» Your instructions
Which rows below contain the string "boxes", with case taken into account? Extract each of those rows in full.
Start Data to process
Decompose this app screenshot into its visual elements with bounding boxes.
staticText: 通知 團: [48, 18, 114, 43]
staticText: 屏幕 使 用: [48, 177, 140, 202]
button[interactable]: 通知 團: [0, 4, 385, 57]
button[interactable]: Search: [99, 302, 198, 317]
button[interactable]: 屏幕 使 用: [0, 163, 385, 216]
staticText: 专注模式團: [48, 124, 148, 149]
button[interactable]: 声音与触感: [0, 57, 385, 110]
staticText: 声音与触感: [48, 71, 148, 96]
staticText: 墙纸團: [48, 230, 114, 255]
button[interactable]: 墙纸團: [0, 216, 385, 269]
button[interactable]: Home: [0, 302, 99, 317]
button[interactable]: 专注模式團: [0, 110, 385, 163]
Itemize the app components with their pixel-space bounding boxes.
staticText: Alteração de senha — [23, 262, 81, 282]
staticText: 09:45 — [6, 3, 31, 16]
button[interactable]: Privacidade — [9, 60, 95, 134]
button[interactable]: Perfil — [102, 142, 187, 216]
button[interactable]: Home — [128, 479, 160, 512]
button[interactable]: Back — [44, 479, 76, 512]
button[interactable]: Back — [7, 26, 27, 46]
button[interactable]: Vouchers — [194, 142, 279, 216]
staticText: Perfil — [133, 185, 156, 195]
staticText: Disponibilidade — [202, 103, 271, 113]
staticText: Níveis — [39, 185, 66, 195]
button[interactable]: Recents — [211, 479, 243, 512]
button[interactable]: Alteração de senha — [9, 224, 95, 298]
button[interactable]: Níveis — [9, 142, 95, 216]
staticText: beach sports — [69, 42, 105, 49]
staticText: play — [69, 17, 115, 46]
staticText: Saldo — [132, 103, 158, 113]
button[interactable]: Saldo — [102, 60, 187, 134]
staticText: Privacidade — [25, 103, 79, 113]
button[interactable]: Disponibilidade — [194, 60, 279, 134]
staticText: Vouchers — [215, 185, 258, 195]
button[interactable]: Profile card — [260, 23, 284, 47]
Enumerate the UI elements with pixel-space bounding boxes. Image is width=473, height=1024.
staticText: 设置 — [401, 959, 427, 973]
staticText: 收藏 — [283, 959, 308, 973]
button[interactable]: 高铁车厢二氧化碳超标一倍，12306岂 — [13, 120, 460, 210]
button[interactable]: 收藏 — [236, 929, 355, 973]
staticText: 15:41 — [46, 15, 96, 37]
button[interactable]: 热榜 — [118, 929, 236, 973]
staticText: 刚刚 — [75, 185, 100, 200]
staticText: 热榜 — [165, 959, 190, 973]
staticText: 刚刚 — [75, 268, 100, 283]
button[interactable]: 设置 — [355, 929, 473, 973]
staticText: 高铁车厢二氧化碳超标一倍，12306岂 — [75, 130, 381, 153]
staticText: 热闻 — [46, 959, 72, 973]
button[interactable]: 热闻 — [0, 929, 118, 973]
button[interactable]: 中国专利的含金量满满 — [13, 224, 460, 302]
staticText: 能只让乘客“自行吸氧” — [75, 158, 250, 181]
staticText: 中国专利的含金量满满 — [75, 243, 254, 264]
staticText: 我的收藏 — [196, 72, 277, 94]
End Data to process
» Solution to the exercise
Decompose this app screenshot into its visual elements with bounding boxes.
Itemize the app components with their pixel-space bounding boxes.
Enumerate the UI elements with pixel-space bounding boxes. Image is width=473, height=1024.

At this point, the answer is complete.